» Short problem A:
Which Cuban-influenced dishes does the passage about Victor's Café name as coming out of the kitchen on a Monday night? List every one.
» Short problem B:
Reproduce the passage about Victor's Café between "On a Monday" and "of one wall.", inclusive.

═════ Supplied text ═════

When a Manhattan restaurant has been around for nearly a half century, the temptation is to say, “They must be doing something right.” Victor’s Café proves that clichés can be true.

Victor’s is doing a lot of things right. Among them are the restaurant “big three”: food, service and atmosphere.

On a Monday night, usually one of the slowest of the week, both the bar room and front dining room were full while the kitchen was churning out a steady stream of Cuban-influenced empanadas, quesadillas, tamales, ropa viejas, frijoles negros, flans and churros.

This Theater District mainstay boasts a warren of distinctive dining rooms, one of which was set aside for a private party on the night I visited. Up front is a charming room of brick walls, white tablecloths, unusual double-stemmed lamps and a vivid Cuban painting. The rear room features a striking, color-filled Cuban mural that covers the entire length of one wall.

═════ Entries ═════

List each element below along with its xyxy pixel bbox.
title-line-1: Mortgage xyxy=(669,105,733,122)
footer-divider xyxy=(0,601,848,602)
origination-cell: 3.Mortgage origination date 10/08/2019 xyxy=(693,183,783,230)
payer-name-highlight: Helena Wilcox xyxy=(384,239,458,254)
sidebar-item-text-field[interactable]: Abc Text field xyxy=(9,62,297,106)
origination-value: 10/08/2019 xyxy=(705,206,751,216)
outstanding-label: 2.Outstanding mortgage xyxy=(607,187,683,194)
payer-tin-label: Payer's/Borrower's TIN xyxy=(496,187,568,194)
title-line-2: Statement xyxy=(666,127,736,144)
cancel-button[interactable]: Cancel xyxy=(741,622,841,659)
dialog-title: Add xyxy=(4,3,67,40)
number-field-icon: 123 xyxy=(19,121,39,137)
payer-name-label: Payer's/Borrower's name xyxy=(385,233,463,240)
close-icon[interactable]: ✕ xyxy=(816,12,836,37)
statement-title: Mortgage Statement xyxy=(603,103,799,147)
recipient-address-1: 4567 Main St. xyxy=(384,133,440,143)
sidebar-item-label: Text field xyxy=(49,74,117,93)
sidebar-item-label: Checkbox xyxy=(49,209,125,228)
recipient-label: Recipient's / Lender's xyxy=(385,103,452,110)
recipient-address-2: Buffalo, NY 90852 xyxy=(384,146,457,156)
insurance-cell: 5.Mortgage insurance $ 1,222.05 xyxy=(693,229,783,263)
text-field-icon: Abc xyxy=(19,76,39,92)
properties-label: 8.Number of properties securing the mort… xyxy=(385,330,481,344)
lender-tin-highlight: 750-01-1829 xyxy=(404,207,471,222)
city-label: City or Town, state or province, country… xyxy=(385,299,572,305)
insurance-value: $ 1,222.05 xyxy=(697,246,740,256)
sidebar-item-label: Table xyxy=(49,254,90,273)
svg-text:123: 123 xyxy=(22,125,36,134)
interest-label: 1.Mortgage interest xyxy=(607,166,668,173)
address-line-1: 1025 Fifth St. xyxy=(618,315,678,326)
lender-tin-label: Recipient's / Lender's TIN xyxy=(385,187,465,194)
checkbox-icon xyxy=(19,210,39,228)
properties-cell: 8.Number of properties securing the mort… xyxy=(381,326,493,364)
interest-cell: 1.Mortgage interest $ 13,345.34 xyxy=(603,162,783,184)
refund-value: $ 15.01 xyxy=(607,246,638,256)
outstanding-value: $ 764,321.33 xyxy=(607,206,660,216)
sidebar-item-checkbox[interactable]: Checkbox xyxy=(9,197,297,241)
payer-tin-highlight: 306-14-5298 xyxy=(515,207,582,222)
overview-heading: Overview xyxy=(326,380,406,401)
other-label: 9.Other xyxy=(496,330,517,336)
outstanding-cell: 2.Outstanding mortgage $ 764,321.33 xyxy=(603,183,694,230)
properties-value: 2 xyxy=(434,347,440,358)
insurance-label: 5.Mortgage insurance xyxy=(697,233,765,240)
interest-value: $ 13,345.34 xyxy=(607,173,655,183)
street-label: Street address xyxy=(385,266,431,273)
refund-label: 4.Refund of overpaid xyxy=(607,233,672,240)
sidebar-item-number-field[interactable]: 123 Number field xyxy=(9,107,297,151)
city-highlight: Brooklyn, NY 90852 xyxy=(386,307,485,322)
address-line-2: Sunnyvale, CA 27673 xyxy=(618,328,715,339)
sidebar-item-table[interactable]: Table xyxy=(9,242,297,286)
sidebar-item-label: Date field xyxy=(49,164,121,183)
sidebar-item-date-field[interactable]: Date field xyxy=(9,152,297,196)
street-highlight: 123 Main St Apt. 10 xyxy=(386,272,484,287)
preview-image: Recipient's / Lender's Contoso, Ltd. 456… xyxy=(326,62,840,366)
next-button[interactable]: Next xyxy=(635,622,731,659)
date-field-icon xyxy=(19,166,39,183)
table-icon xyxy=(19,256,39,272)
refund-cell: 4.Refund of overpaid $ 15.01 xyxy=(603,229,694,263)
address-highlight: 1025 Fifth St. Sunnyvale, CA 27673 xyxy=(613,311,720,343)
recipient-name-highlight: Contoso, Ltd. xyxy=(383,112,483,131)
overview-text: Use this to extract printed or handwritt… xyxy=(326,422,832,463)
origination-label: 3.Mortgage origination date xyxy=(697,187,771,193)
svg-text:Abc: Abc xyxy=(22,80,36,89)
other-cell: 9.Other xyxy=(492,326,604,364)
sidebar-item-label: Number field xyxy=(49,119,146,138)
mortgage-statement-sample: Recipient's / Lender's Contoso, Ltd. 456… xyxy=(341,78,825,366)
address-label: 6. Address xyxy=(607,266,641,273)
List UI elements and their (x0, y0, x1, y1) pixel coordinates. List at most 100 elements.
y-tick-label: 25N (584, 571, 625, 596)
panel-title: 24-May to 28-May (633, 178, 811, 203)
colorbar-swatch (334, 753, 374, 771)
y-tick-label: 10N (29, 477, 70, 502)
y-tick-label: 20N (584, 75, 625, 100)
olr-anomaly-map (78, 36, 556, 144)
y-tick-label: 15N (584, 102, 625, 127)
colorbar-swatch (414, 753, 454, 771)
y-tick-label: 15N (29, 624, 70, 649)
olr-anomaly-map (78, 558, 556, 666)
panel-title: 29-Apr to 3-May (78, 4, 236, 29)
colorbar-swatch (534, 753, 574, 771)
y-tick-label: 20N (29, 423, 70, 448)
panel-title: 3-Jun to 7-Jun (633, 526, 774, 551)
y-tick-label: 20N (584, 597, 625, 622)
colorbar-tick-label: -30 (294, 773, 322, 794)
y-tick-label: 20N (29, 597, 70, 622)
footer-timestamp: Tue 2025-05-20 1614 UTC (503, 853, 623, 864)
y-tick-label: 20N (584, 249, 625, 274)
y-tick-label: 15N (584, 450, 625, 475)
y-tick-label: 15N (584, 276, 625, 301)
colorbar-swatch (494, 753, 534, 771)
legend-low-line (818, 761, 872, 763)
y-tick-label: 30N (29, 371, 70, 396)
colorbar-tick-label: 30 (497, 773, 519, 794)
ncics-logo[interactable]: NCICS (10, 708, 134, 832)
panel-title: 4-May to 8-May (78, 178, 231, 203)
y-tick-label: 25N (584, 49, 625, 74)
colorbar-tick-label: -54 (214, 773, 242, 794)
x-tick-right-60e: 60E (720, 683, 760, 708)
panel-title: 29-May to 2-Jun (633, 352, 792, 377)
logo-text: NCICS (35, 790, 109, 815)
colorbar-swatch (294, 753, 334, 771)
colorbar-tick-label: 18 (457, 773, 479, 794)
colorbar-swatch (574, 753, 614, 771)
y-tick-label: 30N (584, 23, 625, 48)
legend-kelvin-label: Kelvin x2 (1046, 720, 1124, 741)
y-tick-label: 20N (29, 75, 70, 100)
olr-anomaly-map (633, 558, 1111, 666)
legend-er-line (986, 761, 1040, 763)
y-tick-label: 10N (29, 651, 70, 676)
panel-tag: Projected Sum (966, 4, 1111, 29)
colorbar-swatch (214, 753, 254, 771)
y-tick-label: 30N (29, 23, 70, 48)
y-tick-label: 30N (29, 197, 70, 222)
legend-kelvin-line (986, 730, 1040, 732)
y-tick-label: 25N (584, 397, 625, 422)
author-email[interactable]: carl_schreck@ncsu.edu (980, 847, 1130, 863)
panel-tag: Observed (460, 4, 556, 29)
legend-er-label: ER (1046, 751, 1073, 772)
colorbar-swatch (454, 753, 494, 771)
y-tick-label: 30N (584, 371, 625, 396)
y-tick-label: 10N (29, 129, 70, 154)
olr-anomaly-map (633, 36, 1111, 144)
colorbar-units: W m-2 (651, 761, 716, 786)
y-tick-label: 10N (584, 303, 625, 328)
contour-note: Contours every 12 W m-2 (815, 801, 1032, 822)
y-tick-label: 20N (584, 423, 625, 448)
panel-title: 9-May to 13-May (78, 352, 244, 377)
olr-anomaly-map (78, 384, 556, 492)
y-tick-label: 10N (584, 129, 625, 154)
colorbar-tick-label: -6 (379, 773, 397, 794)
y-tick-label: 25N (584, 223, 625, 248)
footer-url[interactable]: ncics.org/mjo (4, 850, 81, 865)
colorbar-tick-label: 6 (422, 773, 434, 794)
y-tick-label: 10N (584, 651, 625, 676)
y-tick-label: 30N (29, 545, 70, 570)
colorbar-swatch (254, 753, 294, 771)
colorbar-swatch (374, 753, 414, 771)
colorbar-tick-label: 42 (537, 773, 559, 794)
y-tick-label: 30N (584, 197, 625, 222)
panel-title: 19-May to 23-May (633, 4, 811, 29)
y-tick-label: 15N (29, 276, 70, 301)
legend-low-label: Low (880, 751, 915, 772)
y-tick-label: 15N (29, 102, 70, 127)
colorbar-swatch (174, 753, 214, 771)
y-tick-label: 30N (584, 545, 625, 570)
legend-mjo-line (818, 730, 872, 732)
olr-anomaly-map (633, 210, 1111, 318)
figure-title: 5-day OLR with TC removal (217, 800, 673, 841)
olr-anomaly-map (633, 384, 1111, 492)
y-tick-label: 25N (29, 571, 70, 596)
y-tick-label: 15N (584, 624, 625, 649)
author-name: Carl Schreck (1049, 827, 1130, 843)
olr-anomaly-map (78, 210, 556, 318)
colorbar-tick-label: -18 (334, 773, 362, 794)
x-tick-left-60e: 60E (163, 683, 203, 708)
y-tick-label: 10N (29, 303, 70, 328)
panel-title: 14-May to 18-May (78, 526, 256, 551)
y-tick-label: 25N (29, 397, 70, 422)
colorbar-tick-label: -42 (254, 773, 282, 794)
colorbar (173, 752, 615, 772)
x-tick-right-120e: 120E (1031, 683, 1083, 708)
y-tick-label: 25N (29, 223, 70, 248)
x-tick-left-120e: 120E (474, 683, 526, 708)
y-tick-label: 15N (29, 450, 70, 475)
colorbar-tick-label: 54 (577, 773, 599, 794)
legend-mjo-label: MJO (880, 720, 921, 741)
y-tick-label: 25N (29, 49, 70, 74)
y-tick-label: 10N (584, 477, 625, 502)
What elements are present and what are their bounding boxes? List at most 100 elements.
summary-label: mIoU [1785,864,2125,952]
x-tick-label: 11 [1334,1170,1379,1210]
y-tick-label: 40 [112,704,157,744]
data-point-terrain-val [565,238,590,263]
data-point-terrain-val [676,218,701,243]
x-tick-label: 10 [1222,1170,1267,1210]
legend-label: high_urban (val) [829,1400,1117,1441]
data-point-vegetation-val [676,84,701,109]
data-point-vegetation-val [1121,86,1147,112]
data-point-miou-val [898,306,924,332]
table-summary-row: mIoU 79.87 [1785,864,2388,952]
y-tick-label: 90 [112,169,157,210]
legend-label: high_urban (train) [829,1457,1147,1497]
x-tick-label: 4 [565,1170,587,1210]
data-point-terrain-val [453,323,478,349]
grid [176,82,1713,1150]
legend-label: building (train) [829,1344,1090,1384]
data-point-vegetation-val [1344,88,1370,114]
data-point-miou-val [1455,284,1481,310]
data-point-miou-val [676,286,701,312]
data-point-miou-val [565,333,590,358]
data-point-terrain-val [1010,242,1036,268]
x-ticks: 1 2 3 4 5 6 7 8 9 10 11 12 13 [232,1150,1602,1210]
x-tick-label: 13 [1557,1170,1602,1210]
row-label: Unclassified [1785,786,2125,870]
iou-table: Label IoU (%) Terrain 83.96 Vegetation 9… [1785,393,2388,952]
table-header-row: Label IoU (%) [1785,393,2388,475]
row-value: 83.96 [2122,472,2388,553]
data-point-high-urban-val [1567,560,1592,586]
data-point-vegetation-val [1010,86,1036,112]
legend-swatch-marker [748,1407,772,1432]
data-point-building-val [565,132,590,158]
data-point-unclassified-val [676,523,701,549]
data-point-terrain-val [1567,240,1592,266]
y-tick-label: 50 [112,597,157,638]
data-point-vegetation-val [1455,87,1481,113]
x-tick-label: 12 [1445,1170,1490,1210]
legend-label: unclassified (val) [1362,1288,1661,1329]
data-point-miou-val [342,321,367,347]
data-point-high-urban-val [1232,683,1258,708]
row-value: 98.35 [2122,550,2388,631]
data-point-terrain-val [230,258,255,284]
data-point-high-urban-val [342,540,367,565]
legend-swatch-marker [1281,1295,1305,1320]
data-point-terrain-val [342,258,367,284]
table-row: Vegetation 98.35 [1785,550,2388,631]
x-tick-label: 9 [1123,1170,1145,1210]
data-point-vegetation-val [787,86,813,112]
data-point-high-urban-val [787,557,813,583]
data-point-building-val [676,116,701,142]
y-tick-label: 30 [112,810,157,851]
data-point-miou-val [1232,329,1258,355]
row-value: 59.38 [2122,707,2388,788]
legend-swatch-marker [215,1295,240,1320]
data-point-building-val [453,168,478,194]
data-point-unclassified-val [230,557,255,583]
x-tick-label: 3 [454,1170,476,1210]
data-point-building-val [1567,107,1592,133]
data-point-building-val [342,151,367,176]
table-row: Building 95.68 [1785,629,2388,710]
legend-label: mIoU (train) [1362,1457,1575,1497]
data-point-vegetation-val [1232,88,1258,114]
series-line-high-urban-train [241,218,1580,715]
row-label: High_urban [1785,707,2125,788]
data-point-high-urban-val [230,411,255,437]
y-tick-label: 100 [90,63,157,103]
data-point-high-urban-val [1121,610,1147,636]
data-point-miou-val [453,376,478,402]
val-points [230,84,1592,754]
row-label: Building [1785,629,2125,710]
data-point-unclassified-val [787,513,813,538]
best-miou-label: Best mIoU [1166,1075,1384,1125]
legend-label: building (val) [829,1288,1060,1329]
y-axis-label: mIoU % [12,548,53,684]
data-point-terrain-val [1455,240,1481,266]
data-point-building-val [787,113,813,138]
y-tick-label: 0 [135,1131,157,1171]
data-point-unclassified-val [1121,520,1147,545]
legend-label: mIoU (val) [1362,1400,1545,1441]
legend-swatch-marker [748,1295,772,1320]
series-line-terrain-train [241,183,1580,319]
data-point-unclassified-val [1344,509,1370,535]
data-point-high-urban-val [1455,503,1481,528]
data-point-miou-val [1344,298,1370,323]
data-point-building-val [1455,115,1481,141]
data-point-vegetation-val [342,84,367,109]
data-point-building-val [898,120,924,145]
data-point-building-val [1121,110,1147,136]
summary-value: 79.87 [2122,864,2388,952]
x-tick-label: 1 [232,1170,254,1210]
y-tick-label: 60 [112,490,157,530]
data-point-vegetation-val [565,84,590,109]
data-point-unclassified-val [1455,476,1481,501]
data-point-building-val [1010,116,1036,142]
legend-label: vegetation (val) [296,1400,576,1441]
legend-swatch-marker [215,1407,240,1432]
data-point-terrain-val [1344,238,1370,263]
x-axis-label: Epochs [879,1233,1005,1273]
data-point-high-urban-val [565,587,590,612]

═════

» Reply A:
empanadas, quesadillas, tamales, ropa viejas, frijoles negros, flans, churros

» Reply B:
On a Monday night, usually one of the slowest of the week, both the bar room and front dining room were full while the kitchen was churning out a steady stream of Cuban-influenced empanadas, quesadillas, tamales, ropa viejas, frijoles negros, flans and churros.

This Theater District mainstay boasts a warren of distinctive dining rooms, one of which was set aside for a private party on the night I visited. Up front is a charming room of brick walls, white tablecloths, unusual double-stemmed lamps and a vivid Cuban painting. The rear room features a striking, color-filled Cuban mural that covers the entire length of one wall.